### Given task
Copy the material that follows word for word and omit its pictures.

Some records
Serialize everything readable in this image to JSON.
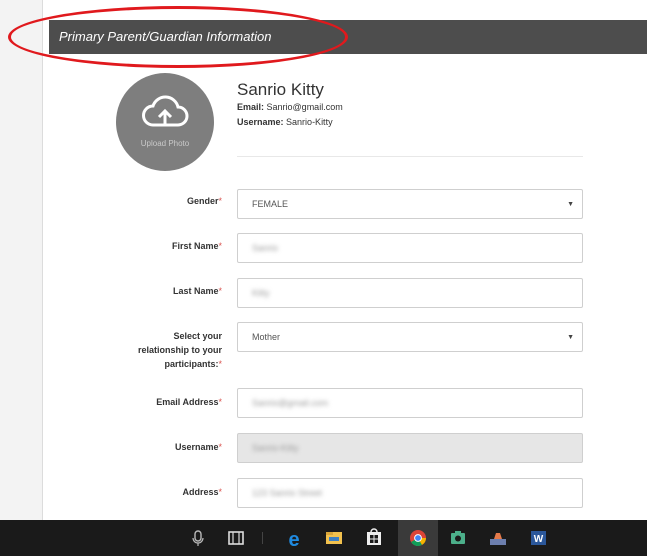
{
  "section": {
    "title": "Primary Parent/Guardian Information"
  },
  "photo": {
    "label": "Upload Photo"
  },
  "profile": {
    "name": "Sanrio Kitty",
    "email_label": "Email:",
    "email_value": "Sanrio@gmail.com",
    "username_label": "Username:",
    "username_value": "Sanrio-Kitty"
  },
  "form": {
    "gender": {
      "label": "Gender",
      "required": "*",
      "value": "FEMALE"
    },
    "first_name": {
      "label": "First Name",
      "required": "*",
      "value": "Sanrio"
    },
    "last_name": {
      "label": "Last Name",
      "required": "*",
      "value": "Kitty"
    },
    "relationship": {
      "label_line1": "Select your",
      "label_line2": "relationship to your",
      "label_line3": "participants:",
      "required": "*",
      "value": "Mother"
    },
    "email": {
      "label": "Email Address",
      "required": "*",
      "value": "Sanrio@gmail.com"
    },
    "username": {
      "label": "Username",
      "required": "*",
      "value": "Sanrio-Kitty"
    },
    "address": {
      "label": "Address",
      "required": "*",
      "value": "123 Sanrio Street"
    }
  },
  "taskbar": {
    "icons": [
      "microphone-icon",
      "task-view-icon",
      "edge-icon",
      "file-explorer-icon",
      "store-icon",
      "chrome-icon",
      "camera-app-icon",
      "ink-icon",
      "word-icon"
    ]
  },
  "colors": {
    "header_bg": "#4d4d4d",
    "annotation": "#e0191d",
    "required": "#d9534f",
    "photo_bg": "#7e7e7e",
    "taskbar_bg": "#1a1a1a"
  }
}
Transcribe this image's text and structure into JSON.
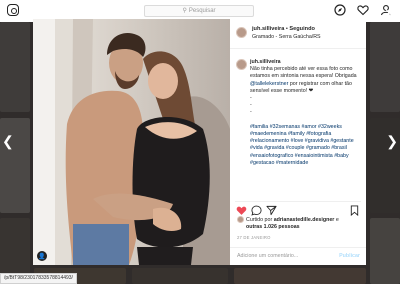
{
  "topbar": {
    "search_placeholder": "Pesquisar"
  },
  "post": {
    "username": "juh.silliveira",
    "follow_label": "Seguindo",
    "location": "Gramado - Serra Gaúcha/RS",
    "caption_user": "juh.silliveira",
    "caption_text": "Não tinha percebido até ver essa foto como estamos em sintonia nessa espera! Obrigada ",
    "caption_mention": "@tallelekerstner",
    "caption_text2": " por registrar com olhar tão sensível esse momento! ❤",
    "caption_dots": "-\n-\n-",
    "hashtags": "#familia #32semanas #amor #32weeks #maedemenina #family #fotografia #relacionamento #love #gravidiva #gestante #vida #gravida #couple #gramado #brasil #ensaiofotografico #ensaiointimista #baby #gestacao #maternidade",
    "liked_by_prefix": "Curtido por ",
    "liked_by_user": "adrianastedille.designer",
    "liked_by_and": " e",
    "liked_by_others": "outras 1.026 pessoas",
    "date": "27 DE JANEIRO",
    "comment_placeholder": "Adicione um comentário...",
    "publish_label": "Publicar"
  },
  "status_url": "/p/BtT98/23017833578814493/",
  "icons": [
    "instagram-logo",
    "search-icon",
    "compass-icon",
    "heart-icon",
    "user-icon",
    "close-icon",
    "chevron-left-icon",
    "chevron-right-icon",
    "heart-filled-icon",
    "comment-icon",
    "share-icon",
    "bookmark-icon"
  ],
  "colors": {
    "liked": "#ed4956",
    "link": "#003569",
    "publish_disabled": "#b2dffc"
  }
}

### Solved exercise
Serialize everything readable in this image to JSON.
{
  "section": {
    "title": "Primary Parent/Guardian Information"
  },
  "photo": {
    "label": "Upload Photo"
  },
  "profile": {
    "name": "Sanrio Kitty",
    "email_label": "Email:",
    "email_value": "Sanrio@gmail.com",
    "username_label": "Username:",
    "username_value": "Sanrio-Kitty"
  },
  "form": {
    "gender": {
      "label": "Gender",
      "required": "*",
      "value": "FEMALE"
    },
    "first_name": {
      "label": "First Name",
      "required": "*",
      "value": "Sanrio"
    },
    "last_name": {
      "label": "Last Name",
      "required": "*",
      "value": "Kitty"
    },
    "relationship": {
      "label_line1": "Select your",
      "label_line2": "relationship to your",
      "label_line3": "participants:",
      "required": "*",
      "value": "Mother"
    },
    "email": {
      "label": "Email Address",
      "required": "*",
      "value": "Sanrio@gmail.com"
    },
    "username": {
      "label": "Username",
      "required": "*",
      "value": "Sanrio-Kitty"
    },
    "address": {
      "label": "Address",
      "required": "*",
      "value": "123 Sanrio Street"
    }
  },
  "taskbar": {
    "icons": [
      "microphone-icon",
      "task-view-icon",
      "edge-icon",
      "file-explorer-icon",
      "store-icon",
      "chrome-icon",
      "camera-app-icon",
      "ink-icon",
      "word-icon"
    ]
  },
  "colors": {
    "header_bg": "#4d4d4d",
    "annotation": "#e0191d",
    "required": "#d9534f",
    "photo_bg": "#7e7e7e",
    "taskbar_bg": "#1a1a1a"
  }
}
Transcribe this image's text and structure into JSON.
{
  "topbar": {
    "search_placeholder": "Pesquisar"
  },
  "post": {
    "username": "juh.silliveira",
    "follow_label": "Seguindo",
    "location": "Gramado - Serra Gaúcha/RS",
    "caption_user": "juh.silliveira",
    "caption_text": "Não tinha percebido até ver essa foto como estamos em sintonia nessa espera! Obrigada ",
    "caption_mention": "@tallelekerstner",
    "caption_text2": " por registrar com olhar tão sensível esse momento! ❤",
    "caption_dots": "-\n-\n-",
    "hashtags": "#familia #32semanas #amor #32weeks #maedemenina #family #fotografia #relacionamento #love #gravidiva #gestante #vida #gravida #couple #gramado #brasil #ensaiofotografico #ensaiointimista #baby #gestacao #maternidade",
    "liked_by_prefix": "Curtido por ",
    "liked_by_user": "adrianastedille.designer",
    "liked_by_and": " e",
    "liked_by_others": "outras 1.026 pessoas",
    "date": "27 DE JANEIRO",
    "comment_placeholder": "Adicione um comentário...",
    "publish_label": "Publicar"
  },
  "status_url": "/p/BtT98/23017833578814493/",
  "icons": [
    "instagram-logo",
    "search-icon",
    "compass-icon",
    "heart-icon",
    "user-icon",
    "close-icon",
    "chevron-left-icon",
    "chevron-right-icon",
    "heart-filled-icon",
    "comment-icon",
    "share-icon",
    "bookmark-icon"
  ],
  "colors": {
    "liked": "#ed4956",
    "link": "#003569",
    "publish_disabled": "#b2dffc"
  }
}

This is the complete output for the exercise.